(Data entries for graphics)
····················
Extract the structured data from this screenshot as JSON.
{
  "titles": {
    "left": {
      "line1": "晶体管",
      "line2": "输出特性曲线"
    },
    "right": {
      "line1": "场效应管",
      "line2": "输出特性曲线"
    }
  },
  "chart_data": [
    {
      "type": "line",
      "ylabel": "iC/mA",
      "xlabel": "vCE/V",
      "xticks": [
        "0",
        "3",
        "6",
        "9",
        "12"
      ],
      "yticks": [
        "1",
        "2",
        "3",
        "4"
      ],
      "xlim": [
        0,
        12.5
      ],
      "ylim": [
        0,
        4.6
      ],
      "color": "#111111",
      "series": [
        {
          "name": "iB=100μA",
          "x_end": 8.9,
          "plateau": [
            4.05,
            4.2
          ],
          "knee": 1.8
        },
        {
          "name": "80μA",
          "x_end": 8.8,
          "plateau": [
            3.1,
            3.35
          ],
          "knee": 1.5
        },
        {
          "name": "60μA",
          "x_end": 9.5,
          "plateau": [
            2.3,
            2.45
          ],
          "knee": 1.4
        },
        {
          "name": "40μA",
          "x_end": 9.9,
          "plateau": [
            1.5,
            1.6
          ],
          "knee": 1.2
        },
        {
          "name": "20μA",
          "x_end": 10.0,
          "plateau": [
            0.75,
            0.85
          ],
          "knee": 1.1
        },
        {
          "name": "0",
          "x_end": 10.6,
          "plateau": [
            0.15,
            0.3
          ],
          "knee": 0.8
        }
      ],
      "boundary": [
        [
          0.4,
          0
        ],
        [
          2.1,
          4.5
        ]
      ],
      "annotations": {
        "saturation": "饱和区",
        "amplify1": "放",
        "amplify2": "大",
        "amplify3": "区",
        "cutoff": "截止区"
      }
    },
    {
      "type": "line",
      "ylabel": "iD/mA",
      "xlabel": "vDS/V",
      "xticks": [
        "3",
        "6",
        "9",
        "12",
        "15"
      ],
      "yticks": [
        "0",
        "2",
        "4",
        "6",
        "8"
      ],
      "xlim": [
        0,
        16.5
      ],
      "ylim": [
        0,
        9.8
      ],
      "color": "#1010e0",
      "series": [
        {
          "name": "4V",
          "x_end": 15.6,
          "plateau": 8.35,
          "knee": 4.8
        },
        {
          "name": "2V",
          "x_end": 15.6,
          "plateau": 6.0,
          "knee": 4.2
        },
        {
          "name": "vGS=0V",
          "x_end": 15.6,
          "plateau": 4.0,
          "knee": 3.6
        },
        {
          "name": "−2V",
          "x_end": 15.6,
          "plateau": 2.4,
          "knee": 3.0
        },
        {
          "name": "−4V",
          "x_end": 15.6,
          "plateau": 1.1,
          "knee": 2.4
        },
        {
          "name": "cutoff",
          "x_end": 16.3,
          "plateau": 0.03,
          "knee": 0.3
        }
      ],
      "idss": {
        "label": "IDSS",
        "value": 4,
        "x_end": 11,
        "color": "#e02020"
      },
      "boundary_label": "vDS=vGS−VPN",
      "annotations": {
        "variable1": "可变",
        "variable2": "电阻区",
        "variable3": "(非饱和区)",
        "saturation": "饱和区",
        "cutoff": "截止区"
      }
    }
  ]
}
····················
*What to produce:* Pick out the lines that contain "name" and copy them.

*Task response:*
          "name": "iB=100μA",
          "name": "80μA",
          "name": "60μA",
          "name": "40μA",
          "name": "20μA",
          "name": "0",
          "name": "4V",
          "name": "2V",
          "name": "vGS=0V",
          "name": "−2V",
          "name": "−4V",
          "name": "cutoff",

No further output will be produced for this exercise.